Le Maroc a accueilli un colloque du GRIC (25-26 avril 2008) sur le thème « Images et Messages d’aujourd’hui »
C’est en terre marocaine que le Groupe de recherche islamo-chrétien (GRIC), une association de chercheurs née simultanément à Tunis, Paris et Rabat en 1977, a choisi de célébrer son 30e anniversaire.
A cette occasion, et dans un souci de plus grande ouverture aux médias, le GRIC a organisé à Rabat et Casablanca (25-26 avril), sur le thème « Musulmans et Chrétiens : images et messages d’aujourd’hui », un colloque au cours duquel il a réfléchi sur l’image que les différents moyens de communication sociales sont en train de proposer – ou parfois d’imposer – aux chrétiens et aux musulmans, de ce que sont ou peuvent être leurs rapports.
Le Liban était présent à ce colloque, organisé en partenariat avec la Bibliothèque Nationale du Royaume du Maroc, à travers notamment cheikh Mohammed Nokkari, secrétaire général de Dar el-Fatwa.
L’événement culturel s’est ouvert sur un magistral exposé des défis lancés aux religions du monde par la recherche historique scientifique. Réfléchissant sur le « temps long » de l’histoire, l’historien Abdou Filali-Ansary, philosophe marocain, directeur de l’Institut for the Study of Muslim Civilisations de Londres, a brossé le tableau de l’émergence des empires et des religions, l’apparition de la raison dans le monde grec, les temps axiaux qui ont structuré la mémoire des hommes et des civilisations. C’est seulement au regard de cette profondeur de champ que doit s’inscrire toutes les religions, et par conséquent tout dialogue interreligieux, qui ne peuvent que tenir compte de cette histoire et de ses déterminants, pour se comprendre, affirme Filali-Ansary.
De fait, les avancées de la science historique, qui reste une science humaine, malgré ses prétentions à devenir une science exacte, lancent un grand défi aux religions. Pour certains historiens, qui rejoignent sur ce point le matérialisme dialectique, la question du sens est elle-même historique et a émergé à un niveau particulier de l’histoire des civilisations.

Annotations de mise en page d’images
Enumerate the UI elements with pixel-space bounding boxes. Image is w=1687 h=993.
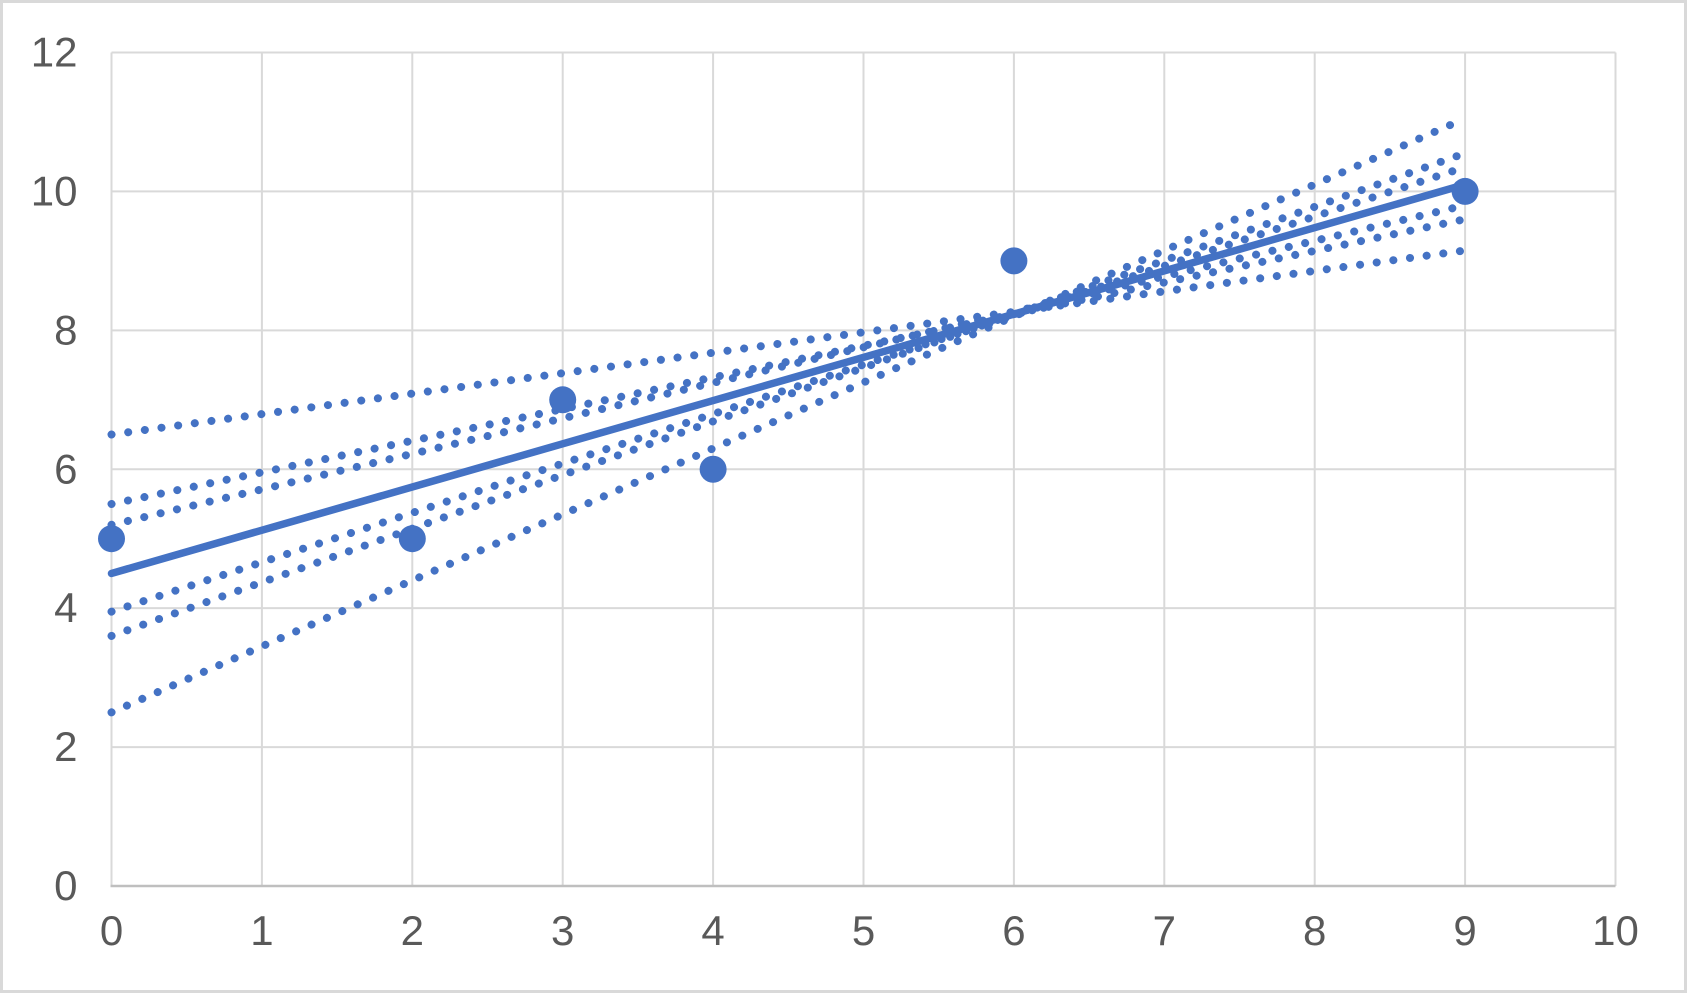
y-tick-label: 10 [31,167,78,214]
y-tick-label: 6 [54,445,77,492]
candidate-line-4 [107,163,1470,616]
x-tick-label: 8 [1303,907,1326,954]
x-tick-label: 9 [1453,907,1476,954]
candidate-line-5 [107,149,1470,640]
y-tick-label: 12 [31,29,78,76]
x-tick-label: 0 [100,907,123,954]
x-tick-label: 7 [1153,907,1176,954]
y-tick-label: 2 [54,723,77,770]
y-tick-label: 0 [54,862,77,909]
x-tick-label: 5 [852,907,875,954]
candidate-line-1 [107,246,1470,439]
best-fit-line [107,180,1469,578]
candidate-line-3 [107,201,1470,529]
candidate-line-6 [107,114,1470,717]
candidate-line-2 [107,215,1470,508]
x-tick-label: 6 [1002,907,1025,954]
data-point-marker [1000,247,1028,275]
x-tick-label: 4 [701,907,724,954]
data-point-marker [98,525,125,553]
x-tick-label: 3 [551,907,574,954]
x-tick-label: 1 [250,907,273,954]
data-point-marker [549,386,577,414]
x-tick-label: 2 [401,907,424,954]
data-point-marker [398,525,426,553]
x-tick-label: 10 [1592,907,1639,954]
data-point-marker [699,455,727,483]
y-tick-label: 4 [54,584,77,631]
y-tick-label: 8 [54,306,77,353]
data-point-marker [1451,177,1479,205]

__VOS TÂCHES__:
[A] Dans le texte sur le colloque du GRIC, reformulez sous forme de liste le paragraphe qui commence par « L’événement culturel s’est ouvert », en gardant ses faits essentiels.
[B] Restituez à l’identique le passage du texte sur le colloque du GRIC qui va de « A cette occasion, et » jusqu’à « être leurs rapports. » inclus.
[C] Selon le texte sur le colloque du GRIC, dans quelles villes le GRIC est-il né en 1977 ?
Les lignes n’interviennent en rien ici.

__LES RÉPONSES__:
[A]
- Le colloque s’est ouvert sur un exposé consacré aux défis que la recherche historique scientifique lance aux religions du monde.
- L’orateur était Abdou Filali-Ansary, historien et philosophe marocain, directeur de l’Institut for the Study of Muslim Civilisations de Londres.
- En s’appuyant sur le « temps long » de l’histoire, il a décrit l’émergence des empires et des religions, l’apparition de la raison dans le monde grec et les temps axiaux qui ont structuré la mémoire des hommes et des civilisations.
- Selon lui, toutes les religions, et donc tout dialogue interreligieux, doivent s’inscrire dans cette profondeur historique et tenir compte de ses déterminants pour se comprendre.

[B]
A cette occasion, et dans un souci de plus grande ouverture aux médias, le GRIC a organisé à Rabat et Casablanca (25-26 avril), sur le thème « Musulmans et Chrétiens : images et messages d’aujourd’hui », un colloque au cours duquel il a réfléchi sur l’image que les différents moyens de communication sociales sont en train de proposer – ou parfois d’imposer – aux chrétiens et aux musulmans, de ce que sont ou peuvent être leurs rapports.

[C] Il est né simultanément à Tunis, Paris et Rabat.